Task to carry out - In the entries that follow, find the word "中山市村镇市政公用设施建设维护管理办法" and report each line it is on.

[Dataset items]
-------

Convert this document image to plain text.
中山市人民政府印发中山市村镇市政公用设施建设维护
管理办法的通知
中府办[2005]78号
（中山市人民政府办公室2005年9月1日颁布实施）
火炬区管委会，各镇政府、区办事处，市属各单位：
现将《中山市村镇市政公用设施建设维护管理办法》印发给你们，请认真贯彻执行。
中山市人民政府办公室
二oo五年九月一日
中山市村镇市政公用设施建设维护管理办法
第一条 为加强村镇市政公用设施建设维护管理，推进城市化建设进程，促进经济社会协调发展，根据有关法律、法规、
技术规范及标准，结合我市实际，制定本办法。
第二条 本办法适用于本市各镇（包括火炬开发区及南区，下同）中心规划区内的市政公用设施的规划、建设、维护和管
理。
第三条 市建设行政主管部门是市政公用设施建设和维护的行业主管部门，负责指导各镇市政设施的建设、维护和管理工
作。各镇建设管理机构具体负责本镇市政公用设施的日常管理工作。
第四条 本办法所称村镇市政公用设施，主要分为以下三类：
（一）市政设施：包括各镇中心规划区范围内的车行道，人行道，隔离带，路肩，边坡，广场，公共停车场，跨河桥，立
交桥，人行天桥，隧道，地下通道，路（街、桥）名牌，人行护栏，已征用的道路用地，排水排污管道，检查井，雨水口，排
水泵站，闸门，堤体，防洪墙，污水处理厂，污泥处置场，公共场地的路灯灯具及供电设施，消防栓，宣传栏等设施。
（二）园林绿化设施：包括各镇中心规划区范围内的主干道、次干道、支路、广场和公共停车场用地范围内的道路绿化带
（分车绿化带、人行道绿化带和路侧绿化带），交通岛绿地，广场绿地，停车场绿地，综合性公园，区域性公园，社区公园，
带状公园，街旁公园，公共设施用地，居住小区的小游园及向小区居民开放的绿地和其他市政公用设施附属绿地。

-------

The answer -
现将《中山市村镇市政公用设施建设维护管理办法》印发给你们，请认真贯彻执行。
中山市村镇市政公用设施建设维护管理办法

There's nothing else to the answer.